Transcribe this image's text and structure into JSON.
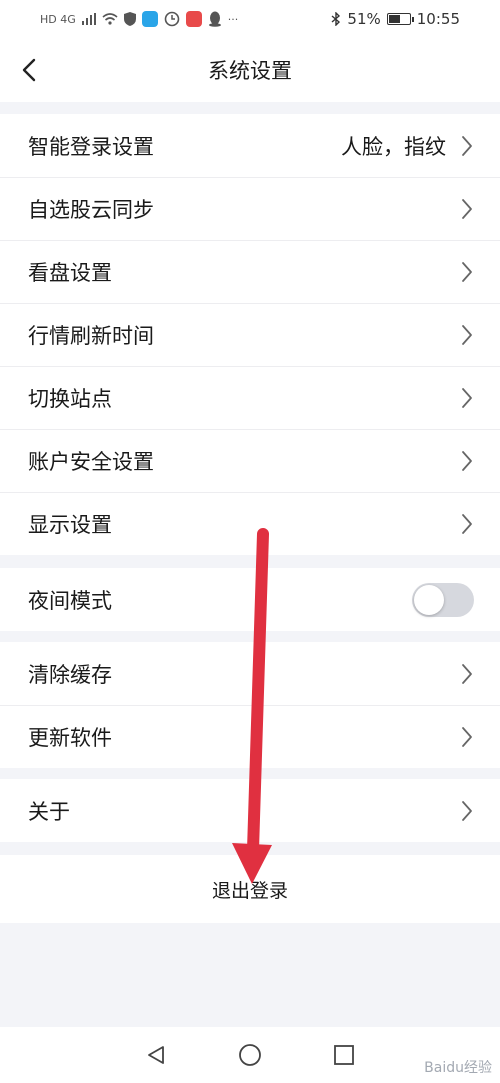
{
  "status_bar": {
    "network": "HD 4G",
    "battery_text": "51%",
    "battery_level": 0.51,
    "time": "10:55"
  },
  "header": {
    "title": "系统设置"
  },
  "groups": [
    {
      "items": [
        {
          "label": "智能登录设置",
          "value": "人脸，指纹"
        },
        {
          "label": "自选股云同步"
        },
        {
          "label": "看盘设置"
        },
        {
          "label": "行情刷新时间"
        },
        {
          "label": "切换站点"
        },
        {
          "label": "账户安全设置"
        },
        {
          "label": "显示设置"
        }
      ]
    },
    {
      "items": [
        {
          "label": "夜间模式",
          "toggle_on": false
        }
      ]
    },
    {
      "items": [
        {
          "label": "清除缓存"
        },
        {
          "label": "更新软件"
        }
      ]
    },
    {
      "items": [
        {
          "label": "关于"
        }
      ]
    }
  ],
  "logout_label": "退出登录",
  "watermark": "Baidu经验",
  "colors": {
    "background": "#f3f4f8",
    "annotation_arrow": "#e03040",
    "toggle_off": "#d6d8de"
  }
}
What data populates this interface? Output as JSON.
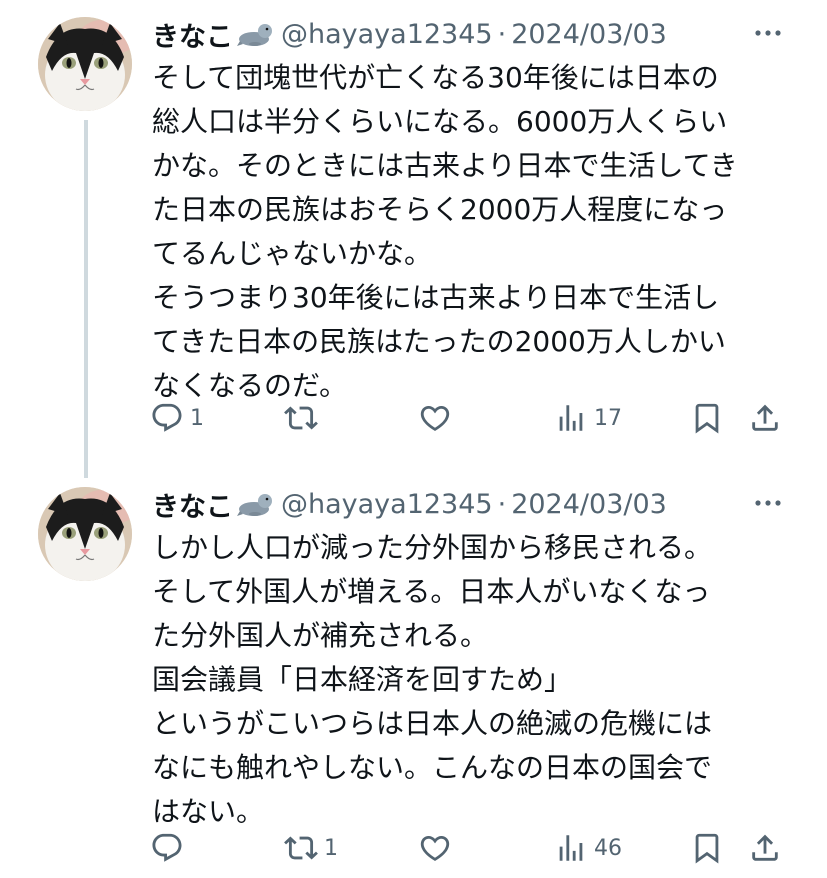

*AIM:*
Strip out the pictures and quote the remaining data word for word.

*OUTPUT BELOW:*
Transcribe this image's text and structure into JSON.
{
  "status_bar": {
    "network": "HD 4G",
    "battery_text": "51%",
    "battery_level": 0.51,
    "time": "10:55"
  },
  "header": {
    "title": "系统设置"
  },
  "groups": [
    {
      "items": [
        {
          "label": "智能登录设置",
          "value": "人脸，指纹"
        },
        {
          "label": "自选股云同步"
        },
        {
          "label": "看盘设置"
        },
        {
          "label": "行情刷新时间"
        },
        {
          "label": "切换站点"
        },
        {
          "label": "账户安全设置"
        },
        {
          "label": "显示设置"
        }
      ]
    },
    {
      "items": [
        {
          "label": "夜间模式",
          "toggle_on": false
        }
      ]
    },
    {
      "items": [
        {
          "label": "清除缓存"
        },
        {
          "label": "更新软件"
        }
      ]
    },
    {
      "items": [
        {
          "label": "关于"
        }
      ]
    }
  ],
  "logout_label": "退出登录",
  "watermark": "Baidu经验",
  "colors": {
    "background": "#f3f4f8",
    "annotation_arrow": "#e03040",
    "toggle_off": "#d6d8de"
  }
}
What data populates this interface? Output as JSON.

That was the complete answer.